■ A fazer:
Responda às perguntas a seguir com base no trecho da página apresentado adiante.
1. De que o homem morreria se todos os animais acabassem?
2. O que o Grande Chefe deve ensinar a seus filhos sobre o chão debaixo de seus pés?
3. O que o homem é na trama da vida?

■ Trecho da página:

+ + + + + + +

O que é o homem sem os animais? Se todos os animais acabassem, o homem morreria de uma grande solidão de espírito. Porque tudo quanto acontece aos animais, logo acontece ao homem. Tudo está relacionado entre si.
 
O Grande Chefe deve ensinar a seus filhos que o chão debaixo de seus pés são as cinzas de nossos antepassados. Para que tenham respeito ao país, conte a seus filhos que a riqueza da terra são as vidas dos nossos parentes. Ensine a seus filhos o que temos ensinado aos nossos: que a terra é nossa mãe. Tudo quanto fere a terra, fere os filhos da terra. Se os homens cospem no chão, cospem sobre eles próprios.
 
De uma coisa sabemos: a terra não pertence ao homem: é o homem que pertence à terra. Disto temos certeza. Todas as coisas estão interligadas, como o sangue que une uma família. Tudo está relacionado entre si.
 
Tudo quanto agride à terra, agride os filhos da terra. Não foi o homem quem teceu a trama da vida; ele é meramente um fio da mesma. Tudo que ele fizer para a trama, à si próprio fará.

+ + + + + + +

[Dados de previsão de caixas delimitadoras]
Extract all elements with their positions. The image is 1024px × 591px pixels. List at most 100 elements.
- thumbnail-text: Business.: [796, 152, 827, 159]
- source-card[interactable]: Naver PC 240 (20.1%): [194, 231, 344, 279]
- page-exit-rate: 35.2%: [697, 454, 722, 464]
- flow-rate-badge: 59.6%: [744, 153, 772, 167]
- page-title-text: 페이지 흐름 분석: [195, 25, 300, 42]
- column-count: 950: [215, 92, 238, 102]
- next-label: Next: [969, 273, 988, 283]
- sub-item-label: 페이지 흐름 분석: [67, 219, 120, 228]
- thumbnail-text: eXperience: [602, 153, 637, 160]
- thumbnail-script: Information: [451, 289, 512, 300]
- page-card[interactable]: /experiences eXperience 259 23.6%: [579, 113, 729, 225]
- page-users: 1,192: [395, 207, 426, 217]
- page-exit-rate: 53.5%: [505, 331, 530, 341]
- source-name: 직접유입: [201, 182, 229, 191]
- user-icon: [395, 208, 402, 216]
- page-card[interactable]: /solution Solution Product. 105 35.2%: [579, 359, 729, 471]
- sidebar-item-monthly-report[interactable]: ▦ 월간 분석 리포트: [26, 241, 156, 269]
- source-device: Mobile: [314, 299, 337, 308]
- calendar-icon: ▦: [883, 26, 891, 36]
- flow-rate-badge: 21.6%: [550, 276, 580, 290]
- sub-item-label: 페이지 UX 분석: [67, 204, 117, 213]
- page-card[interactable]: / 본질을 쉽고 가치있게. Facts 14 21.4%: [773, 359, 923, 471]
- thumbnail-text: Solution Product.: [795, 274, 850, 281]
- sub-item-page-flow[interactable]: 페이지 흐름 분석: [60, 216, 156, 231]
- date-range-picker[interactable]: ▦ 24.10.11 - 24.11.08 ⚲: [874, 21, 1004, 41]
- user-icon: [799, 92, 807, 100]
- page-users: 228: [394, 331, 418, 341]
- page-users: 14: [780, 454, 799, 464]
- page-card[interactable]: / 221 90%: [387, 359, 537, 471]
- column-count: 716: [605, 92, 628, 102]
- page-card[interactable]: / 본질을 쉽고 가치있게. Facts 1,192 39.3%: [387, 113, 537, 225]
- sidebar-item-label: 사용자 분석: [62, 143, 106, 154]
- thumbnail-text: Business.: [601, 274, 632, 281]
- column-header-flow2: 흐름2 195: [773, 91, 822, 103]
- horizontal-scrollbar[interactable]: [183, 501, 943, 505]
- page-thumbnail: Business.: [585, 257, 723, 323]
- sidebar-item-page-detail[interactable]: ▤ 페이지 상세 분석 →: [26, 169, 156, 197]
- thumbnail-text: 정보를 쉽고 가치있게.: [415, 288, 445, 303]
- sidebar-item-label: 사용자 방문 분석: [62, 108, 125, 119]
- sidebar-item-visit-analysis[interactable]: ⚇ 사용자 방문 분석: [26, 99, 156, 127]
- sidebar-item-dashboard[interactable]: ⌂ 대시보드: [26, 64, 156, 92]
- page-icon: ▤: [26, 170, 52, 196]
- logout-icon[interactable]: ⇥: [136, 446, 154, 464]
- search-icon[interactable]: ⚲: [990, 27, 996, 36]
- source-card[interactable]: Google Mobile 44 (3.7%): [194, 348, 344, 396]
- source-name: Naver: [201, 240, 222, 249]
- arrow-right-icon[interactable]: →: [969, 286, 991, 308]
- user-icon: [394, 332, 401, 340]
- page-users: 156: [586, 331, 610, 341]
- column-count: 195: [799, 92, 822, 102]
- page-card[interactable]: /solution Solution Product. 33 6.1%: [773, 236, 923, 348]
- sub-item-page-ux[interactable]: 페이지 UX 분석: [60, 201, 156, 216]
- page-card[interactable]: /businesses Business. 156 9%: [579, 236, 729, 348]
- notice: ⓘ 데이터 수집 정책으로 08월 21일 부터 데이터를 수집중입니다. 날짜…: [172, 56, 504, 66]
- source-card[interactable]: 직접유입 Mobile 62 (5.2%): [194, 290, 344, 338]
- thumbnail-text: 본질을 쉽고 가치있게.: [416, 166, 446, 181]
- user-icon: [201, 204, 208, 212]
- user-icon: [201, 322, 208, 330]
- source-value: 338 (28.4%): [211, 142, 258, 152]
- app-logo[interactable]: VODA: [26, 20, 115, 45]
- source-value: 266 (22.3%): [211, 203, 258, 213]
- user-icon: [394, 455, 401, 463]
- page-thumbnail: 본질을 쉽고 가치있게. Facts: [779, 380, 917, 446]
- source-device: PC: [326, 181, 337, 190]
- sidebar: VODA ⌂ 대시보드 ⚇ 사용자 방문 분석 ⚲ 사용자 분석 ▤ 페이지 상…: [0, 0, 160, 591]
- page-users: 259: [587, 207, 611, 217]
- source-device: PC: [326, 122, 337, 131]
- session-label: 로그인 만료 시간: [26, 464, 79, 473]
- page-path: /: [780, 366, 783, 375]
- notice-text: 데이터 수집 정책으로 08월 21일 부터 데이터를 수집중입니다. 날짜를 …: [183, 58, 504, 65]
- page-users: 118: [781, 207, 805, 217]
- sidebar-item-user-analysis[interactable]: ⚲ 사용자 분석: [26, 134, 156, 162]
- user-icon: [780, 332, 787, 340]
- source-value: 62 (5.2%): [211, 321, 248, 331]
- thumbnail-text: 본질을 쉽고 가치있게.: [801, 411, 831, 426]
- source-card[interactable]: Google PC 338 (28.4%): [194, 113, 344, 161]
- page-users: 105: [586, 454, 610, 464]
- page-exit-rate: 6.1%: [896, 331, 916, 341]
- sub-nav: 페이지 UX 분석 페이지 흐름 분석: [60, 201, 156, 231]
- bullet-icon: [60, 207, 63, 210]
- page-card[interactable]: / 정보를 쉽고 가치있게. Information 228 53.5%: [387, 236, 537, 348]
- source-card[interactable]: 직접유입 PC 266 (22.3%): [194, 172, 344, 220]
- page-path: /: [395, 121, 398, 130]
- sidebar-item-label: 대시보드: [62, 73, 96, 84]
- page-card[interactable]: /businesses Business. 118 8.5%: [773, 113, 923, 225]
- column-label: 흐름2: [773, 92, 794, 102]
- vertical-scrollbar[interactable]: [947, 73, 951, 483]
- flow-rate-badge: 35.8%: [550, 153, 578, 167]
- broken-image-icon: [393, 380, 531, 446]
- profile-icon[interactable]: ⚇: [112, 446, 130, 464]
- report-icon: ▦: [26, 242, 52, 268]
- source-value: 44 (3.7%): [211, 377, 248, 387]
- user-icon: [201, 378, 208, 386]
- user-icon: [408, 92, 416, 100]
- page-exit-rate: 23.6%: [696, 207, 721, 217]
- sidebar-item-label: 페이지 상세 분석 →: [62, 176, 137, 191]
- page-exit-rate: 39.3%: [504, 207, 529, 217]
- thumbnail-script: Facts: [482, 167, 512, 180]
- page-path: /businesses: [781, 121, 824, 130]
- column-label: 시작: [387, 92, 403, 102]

+ + + + + + +

■ Resolução da tarefa:
1. De uma grande solidão de espírito.
2. Que são as cinzas de nossos antepassados.
3. Meramente um fio da mesma.